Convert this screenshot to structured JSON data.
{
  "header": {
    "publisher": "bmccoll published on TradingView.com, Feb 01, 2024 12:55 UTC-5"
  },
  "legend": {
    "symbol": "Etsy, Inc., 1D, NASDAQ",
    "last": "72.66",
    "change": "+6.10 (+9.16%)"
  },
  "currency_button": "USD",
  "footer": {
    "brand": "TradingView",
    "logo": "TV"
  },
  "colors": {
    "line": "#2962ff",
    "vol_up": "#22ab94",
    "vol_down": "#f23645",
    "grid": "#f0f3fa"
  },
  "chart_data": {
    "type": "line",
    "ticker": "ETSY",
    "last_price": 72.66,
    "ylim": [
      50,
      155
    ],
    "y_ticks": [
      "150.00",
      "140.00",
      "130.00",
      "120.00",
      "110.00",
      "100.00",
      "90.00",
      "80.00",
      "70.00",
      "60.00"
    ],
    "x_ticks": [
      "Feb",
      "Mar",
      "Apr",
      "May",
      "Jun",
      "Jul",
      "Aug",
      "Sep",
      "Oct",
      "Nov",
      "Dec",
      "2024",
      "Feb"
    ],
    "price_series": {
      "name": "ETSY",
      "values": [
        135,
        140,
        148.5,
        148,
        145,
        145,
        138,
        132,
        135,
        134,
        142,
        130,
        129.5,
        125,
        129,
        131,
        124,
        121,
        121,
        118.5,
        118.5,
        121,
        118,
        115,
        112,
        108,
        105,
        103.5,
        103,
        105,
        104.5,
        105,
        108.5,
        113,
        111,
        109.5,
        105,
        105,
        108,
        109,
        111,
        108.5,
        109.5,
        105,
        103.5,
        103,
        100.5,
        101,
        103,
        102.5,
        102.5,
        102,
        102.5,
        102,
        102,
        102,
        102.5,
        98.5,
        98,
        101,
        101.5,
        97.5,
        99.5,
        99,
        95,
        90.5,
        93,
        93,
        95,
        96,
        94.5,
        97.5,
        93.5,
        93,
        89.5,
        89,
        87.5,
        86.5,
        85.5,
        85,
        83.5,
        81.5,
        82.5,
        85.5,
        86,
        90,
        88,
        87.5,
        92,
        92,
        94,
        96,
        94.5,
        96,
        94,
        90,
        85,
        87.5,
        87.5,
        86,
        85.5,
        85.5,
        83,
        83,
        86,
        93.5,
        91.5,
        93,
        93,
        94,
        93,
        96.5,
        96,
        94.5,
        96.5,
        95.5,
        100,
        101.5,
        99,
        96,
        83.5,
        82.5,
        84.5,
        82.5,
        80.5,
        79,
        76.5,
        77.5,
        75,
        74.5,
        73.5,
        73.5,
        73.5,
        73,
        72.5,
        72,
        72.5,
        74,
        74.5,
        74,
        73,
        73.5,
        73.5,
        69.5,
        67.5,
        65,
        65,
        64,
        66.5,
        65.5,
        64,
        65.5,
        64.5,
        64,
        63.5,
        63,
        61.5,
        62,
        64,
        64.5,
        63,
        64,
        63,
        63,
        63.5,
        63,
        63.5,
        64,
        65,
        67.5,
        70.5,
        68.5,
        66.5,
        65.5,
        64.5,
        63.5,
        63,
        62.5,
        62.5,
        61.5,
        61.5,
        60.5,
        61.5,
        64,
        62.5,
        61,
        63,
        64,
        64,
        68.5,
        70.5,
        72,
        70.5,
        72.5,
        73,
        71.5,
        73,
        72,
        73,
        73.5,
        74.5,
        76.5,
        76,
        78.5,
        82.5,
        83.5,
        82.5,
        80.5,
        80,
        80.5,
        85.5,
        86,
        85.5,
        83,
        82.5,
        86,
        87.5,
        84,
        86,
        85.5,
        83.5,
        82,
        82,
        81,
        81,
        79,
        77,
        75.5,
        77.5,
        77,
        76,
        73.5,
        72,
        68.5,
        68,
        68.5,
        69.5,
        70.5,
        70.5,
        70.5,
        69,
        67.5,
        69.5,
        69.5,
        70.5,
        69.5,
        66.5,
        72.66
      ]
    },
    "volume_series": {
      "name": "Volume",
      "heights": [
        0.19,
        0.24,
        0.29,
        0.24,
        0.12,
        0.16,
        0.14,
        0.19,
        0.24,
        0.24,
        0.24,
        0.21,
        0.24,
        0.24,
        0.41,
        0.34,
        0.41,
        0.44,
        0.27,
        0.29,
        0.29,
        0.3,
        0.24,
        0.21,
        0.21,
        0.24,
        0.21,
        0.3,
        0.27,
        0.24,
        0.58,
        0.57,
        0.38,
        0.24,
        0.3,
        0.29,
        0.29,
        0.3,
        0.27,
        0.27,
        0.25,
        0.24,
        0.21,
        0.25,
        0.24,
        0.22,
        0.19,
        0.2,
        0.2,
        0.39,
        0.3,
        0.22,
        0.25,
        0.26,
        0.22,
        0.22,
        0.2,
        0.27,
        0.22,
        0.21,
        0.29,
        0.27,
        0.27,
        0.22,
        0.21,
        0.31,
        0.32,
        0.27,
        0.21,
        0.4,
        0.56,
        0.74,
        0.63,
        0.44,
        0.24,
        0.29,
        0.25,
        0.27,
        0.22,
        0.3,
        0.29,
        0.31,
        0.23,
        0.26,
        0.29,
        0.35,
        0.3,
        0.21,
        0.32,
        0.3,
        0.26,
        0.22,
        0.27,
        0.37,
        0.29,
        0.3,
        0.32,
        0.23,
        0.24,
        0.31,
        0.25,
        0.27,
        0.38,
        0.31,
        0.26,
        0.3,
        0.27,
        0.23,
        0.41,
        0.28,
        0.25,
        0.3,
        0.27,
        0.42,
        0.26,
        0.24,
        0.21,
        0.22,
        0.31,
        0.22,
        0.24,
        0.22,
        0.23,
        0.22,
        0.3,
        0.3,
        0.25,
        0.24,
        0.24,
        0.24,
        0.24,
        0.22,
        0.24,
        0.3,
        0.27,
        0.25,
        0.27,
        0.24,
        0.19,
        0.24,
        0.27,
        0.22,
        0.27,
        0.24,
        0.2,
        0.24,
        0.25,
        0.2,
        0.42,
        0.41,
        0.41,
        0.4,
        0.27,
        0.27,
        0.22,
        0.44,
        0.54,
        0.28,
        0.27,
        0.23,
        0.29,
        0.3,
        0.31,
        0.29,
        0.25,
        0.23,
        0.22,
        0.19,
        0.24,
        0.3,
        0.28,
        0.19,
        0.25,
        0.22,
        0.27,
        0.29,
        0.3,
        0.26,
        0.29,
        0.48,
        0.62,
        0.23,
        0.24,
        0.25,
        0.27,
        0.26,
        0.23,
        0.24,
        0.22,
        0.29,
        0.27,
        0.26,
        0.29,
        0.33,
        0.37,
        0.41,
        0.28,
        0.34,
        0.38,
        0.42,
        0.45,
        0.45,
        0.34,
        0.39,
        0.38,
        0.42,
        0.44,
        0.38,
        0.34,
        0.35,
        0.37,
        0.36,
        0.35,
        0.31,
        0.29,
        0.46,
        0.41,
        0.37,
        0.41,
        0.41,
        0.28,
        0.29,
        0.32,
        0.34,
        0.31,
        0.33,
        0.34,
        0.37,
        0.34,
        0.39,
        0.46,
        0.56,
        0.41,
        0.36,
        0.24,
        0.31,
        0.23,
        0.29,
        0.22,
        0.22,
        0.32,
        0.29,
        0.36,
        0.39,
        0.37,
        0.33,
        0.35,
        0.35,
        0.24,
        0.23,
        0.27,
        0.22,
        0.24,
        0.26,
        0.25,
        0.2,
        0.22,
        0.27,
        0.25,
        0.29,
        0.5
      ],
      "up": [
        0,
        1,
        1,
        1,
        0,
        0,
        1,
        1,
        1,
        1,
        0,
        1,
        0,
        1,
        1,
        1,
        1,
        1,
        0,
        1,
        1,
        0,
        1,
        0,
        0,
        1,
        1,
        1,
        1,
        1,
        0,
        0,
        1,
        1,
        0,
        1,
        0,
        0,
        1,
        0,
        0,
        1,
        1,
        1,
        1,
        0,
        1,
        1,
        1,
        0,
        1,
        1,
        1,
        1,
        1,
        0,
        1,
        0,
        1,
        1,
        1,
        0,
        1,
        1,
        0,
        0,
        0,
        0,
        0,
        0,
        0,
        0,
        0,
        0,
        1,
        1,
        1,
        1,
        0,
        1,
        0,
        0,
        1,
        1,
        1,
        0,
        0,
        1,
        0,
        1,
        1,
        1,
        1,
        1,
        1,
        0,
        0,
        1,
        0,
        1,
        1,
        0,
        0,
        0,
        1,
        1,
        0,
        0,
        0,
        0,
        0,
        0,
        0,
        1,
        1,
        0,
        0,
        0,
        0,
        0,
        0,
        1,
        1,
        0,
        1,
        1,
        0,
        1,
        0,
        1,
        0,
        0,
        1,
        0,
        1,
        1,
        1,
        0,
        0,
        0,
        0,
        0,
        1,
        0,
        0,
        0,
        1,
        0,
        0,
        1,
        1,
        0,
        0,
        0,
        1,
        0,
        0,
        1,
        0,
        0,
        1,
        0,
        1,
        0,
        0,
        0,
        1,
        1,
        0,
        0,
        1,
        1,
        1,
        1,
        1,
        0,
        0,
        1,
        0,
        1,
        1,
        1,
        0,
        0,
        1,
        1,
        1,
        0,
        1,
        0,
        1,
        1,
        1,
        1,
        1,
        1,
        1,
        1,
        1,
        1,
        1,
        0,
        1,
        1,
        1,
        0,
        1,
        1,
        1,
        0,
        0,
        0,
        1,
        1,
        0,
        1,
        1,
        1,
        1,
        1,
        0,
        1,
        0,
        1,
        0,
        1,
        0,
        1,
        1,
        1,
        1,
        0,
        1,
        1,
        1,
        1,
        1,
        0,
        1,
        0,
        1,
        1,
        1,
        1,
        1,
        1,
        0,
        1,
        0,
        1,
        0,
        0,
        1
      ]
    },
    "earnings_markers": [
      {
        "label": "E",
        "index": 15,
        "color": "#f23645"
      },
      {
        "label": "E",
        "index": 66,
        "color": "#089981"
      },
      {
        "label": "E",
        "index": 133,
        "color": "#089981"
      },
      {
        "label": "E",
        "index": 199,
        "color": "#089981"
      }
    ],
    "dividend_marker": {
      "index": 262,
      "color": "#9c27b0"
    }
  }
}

◇ ◇ ◇ ◇ ◇

▶ [What is being asked]:
Copy all lines of the material above where the string "index" occurs.

▶ [The completed task]:
        "index": 15,
        "index": 66,
        "index": 133,
        "index": 199,
      "index": 262,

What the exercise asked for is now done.